__WRITTEN EXERCISE__. Search the records below for the word "käsitteitä" and show every line where it occurs.

*** RECORDS ***

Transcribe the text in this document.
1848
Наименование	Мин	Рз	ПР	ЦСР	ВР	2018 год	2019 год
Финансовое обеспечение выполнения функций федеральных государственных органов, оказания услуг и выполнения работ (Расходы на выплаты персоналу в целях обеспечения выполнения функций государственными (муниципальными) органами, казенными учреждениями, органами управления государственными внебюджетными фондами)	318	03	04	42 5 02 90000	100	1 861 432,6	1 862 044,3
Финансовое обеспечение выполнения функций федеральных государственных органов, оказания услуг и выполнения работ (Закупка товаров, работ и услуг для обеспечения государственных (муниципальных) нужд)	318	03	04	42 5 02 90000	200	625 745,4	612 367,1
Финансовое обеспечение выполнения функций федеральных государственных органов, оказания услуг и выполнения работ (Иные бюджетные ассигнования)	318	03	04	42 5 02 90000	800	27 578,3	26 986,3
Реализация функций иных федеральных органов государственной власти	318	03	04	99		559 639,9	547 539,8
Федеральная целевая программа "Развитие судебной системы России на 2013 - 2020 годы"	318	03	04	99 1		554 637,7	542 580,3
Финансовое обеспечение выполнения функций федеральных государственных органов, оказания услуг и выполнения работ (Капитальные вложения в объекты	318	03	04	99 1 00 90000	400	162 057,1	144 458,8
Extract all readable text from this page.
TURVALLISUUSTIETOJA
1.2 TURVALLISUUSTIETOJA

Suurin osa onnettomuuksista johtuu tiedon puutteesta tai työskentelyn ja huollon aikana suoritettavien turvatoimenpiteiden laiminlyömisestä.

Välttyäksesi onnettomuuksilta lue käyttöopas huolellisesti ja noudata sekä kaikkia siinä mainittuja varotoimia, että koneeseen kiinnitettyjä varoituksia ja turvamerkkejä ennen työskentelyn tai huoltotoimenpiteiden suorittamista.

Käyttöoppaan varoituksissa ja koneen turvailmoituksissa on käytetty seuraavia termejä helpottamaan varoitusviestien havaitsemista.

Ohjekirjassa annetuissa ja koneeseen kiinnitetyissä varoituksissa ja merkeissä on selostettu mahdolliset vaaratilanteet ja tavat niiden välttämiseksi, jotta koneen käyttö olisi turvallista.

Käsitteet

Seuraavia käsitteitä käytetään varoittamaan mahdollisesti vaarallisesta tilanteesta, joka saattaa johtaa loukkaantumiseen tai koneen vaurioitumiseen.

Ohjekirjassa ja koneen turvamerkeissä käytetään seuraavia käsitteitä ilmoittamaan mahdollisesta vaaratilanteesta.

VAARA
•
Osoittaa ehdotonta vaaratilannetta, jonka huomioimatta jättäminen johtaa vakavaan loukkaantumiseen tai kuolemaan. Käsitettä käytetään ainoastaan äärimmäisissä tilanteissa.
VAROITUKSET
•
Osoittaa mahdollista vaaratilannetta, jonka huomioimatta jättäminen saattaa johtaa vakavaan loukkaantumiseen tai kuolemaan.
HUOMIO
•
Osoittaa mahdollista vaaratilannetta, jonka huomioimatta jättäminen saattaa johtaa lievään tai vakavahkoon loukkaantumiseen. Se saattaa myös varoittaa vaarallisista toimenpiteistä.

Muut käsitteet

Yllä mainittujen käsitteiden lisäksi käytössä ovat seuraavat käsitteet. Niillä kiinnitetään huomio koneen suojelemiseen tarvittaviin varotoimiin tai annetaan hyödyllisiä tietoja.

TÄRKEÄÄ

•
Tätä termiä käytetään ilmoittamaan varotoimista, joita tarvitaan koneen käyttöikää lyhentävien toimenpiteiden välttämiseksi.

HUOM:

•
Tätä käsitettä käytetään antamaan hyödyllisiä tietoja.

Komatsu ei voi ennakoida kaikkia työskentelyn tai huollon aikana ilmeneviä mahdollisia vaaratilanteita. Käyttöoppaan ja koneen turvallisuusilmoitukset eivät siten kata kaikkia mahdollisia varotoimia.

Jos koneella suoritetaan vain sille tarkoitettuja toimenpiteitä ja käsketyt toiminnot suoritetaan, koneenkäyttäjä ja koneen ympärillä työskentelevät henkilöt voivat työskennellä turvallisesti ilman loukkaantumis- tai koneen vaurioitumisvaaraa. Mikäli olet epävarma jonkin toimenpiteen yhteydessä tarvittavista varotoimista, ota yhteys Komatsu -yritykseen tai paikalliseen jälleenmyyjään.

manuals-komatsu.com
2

***

__EXERCISE SOLUTION__.
Seuraavia käsitteitä käytetään varoittamaan mahdollisesti vaarallisesta tilanteesta, joka saattaa johtaa loukkaantumiseen tai koneen vaurioitumiseen.
Ohjekirjassa ja koneen turvamerkeissä käytetään seuraavia käsitteitä ilmoittamaan mahdollisesta vaaratilanteesta.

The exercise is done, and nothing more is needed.